> [AVAILABLE RECORDS]:
====
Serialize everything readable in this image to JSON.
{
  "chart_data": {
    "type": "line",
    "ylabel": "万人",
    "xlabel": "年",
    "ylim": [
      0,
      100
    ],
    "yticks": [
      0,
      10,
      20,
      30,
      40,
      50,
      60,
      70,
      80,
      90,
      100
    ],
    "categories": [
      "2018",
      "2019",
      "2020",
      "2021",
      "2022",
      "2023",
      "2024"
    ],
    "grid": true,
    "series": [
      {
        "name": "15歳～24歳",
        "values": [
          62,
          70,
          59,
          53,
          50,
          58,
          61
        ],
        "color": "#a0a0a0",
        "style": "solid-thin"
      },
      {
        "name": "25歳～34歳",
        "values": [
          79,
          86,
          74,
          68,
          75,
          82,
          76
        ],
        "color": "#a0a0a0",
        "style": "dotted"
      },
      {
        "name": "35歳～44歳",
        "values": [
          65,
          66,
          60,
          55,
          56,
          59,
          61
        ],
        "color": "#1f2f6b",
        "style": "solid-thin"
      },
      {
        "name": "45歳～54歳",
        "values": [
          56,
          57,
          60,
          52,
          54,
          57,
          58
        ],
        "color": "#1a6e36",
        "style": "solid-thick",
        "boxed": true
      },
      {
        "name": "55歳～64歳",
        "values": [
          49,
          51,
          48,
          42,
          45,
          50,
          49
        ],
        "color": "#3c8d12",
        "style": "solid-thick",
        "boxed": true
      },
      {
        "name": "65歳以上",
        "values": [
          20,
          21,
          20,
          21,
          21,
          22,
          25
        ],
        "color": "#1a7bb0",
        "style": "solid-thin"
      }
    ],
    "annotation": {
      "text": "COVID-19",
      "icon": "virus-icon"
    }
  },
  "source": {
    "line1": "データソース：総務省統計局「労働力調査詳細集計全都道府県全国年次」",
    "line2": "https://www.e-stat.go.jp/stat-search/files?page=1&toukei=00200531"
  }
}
====
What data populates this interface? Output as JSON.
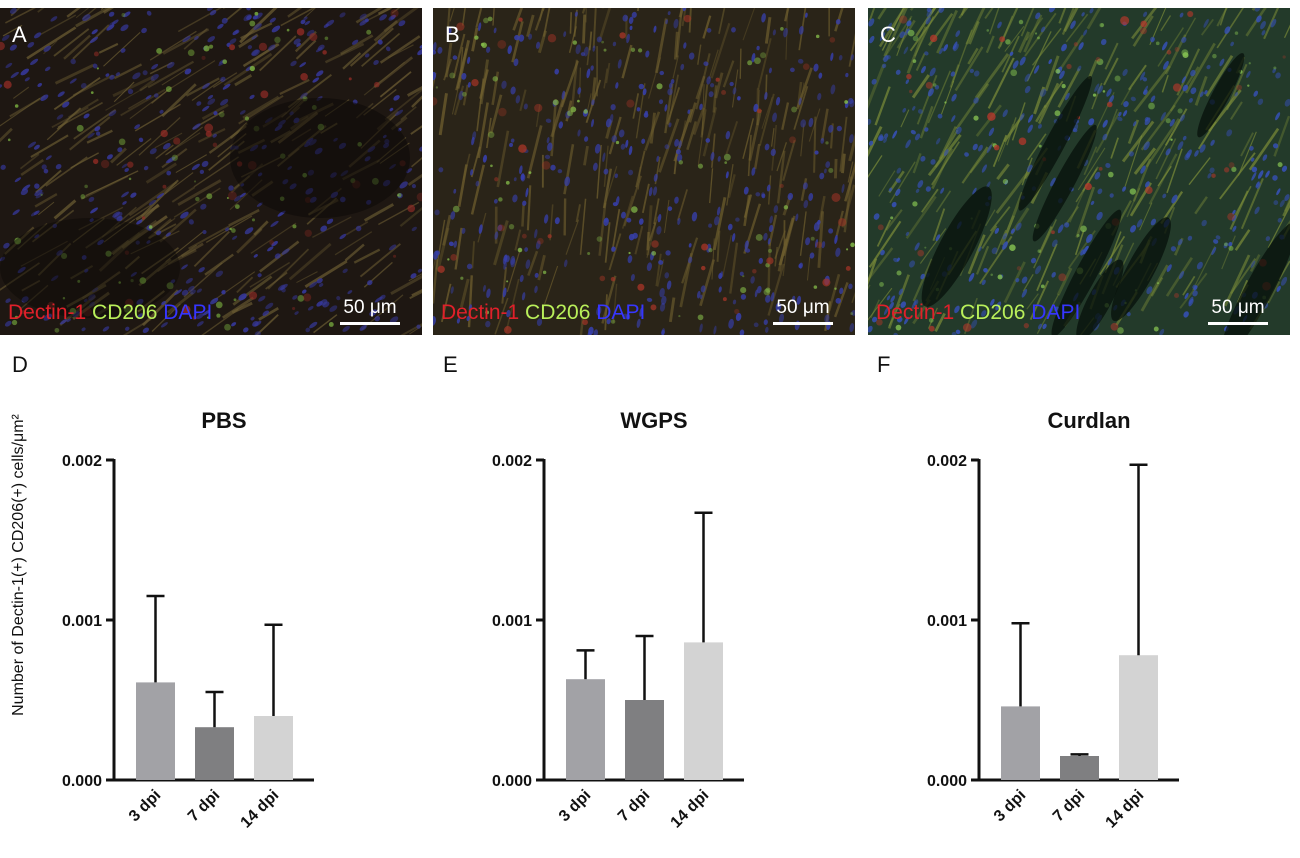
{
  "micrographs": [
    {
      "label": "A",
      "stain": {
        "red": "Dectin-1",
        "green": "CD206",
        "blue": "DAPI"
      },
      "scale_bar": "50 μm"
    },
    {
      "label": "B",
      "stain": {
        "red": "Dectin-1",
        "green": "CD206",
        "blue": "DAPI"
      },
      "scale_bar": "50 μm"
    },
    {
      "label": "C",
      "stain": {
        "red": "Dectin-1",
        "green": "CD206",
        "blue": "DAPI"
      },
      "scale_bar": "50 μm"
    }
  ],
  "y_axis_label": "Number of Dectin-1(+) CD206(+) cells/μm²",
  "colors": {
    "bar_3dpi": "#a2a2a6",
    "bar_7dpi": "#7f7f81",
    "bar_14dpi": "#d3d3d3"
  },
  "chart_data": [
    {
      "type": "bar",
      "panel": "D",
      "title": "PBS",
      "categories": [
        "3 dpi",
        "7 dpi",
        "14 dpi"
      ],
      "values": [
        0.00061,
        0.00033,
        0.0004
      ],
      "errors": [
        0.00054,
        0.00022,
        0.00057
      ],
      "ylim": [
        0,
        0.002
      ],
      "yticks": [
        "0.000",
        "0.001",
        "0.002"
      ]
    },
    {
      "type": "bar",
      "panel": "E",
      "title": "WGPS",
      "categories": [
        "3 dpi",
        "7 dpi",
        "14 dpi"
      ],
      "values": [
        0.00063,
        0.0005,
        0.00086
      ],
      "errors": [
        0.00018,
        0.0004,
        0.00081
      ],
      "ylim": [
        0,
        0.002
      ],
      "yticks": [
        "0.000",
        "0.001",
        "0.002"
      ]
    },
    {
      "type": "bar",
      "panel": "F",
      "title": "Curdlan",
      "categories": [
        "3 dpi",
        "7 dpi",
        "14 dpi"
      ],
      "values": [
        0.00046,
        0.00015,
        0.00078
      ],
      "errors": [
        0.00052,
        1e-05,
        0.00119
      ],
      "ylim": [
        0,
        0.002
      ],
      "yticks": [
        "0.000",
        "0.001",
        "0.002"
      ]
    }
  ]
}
====
I'd like every line with the string "this" copied from the listing.

Serialize everything readable in this image to JSON.
What data populates this interface? Output as JSON.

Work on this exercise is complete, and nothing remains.